▸ **REQUIRED WORK**
Take every line from the material that has the word "fibres" in it.

▸ **RECORDS TO PROCESS**
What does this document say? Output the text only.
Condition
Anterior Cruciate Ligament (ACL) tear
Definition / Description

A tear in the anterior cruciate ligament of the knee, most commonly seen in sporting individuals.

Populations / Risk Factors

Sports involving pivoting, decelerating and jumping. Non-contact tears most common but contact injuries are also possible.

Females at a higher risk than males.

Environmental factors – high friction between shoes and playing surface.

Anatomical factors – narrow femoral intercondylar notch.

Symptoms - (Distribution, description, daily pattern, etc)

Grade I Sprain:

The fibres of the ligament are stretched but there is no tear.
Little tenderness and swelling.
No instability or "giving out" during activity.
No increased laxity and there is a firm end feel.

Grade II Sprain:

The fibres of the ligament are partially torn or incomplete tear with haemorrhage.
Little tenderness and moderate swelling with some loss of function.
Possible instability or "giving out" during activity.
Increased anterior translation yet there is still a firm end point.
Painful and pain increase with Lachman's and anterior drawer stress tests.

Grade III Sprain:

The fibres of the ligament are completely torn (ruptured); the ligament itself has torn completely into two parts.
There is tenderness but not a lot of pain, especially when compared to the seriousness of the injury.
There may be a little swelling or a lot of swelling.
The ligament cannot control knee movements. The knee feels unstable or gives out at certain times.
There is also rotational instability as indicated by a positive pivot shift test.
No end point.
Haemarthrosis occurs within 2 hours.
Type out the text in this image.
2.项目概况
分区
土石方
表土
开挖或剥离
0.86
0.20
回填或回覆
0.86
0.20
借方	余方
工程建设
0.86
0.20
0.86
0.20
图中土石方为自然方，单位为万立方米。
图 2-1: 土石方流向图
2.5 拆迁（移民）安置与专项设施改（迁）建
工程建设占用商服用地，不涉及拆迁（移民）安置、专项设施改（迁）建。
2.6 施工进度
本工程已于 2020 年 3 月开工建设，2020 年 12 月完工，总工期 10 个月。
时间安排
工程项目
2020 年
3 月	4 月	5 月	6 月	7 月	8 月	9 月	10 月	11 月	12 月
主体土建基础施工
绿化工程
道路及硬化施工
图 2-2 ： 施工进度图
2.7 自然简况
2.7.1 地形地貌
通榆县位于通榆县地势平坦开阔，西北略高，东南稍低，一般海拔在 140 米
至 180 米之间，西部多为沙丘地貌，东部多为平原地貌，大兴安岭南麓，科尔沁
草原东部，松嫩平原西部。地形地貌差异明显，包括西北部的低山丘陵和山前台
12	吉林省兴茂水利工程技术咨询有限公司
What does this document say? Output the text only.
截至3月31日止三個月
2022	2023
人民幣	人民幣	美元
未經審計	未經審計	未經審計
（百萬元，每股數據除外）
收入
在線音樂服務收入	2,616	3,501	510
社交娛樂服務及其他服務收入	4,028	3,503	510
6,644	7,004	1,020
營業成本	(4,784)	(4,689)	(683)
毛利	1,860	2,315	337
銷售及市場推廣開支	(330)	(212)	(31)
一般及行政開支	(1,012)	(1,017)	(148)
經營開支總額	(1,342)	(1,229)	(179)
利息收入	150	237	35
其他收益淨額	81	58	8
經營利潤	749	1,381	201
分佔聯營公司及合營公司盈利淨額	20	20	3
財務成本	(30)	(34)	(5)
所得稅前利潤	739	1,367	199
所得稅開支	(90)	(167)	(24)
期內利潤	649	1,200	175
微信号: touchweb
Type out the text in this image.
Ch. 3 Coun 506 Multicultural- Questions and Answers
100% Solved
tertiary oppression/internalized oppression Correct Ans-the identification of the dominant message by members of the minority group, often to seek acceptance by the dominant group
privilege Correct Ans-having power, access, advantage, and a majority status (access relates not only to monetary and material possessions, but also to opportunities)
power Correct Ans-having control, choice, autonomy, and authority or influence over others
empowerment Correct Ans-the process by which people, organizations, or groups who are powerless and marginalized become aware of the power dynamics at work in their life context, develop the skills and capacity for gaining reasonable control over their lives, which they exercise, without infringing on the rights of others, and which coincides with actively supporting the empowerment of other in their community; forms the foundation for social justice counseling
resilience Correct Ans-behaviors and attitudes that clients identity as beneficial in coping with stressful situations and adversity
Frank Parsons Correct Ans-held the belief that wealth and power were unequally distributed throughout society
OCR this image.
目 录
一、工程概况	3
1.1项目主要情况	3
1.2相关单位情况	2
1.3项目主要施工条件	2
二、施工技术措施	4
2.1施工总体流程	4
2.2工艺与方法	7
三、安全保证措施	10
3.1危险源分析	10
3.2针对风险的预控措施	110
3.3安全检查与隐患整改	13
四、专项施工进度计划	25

▸ **RESPONSE TO THIS TASK**
The fibres of the ligament are stretched but there is no tear.
The fibres of the ligament are partially torn or incomplete tear with haemorrhage.
The fibres of the ligament are completely torn (ruptured); the ligament itself has torn completely into two parts.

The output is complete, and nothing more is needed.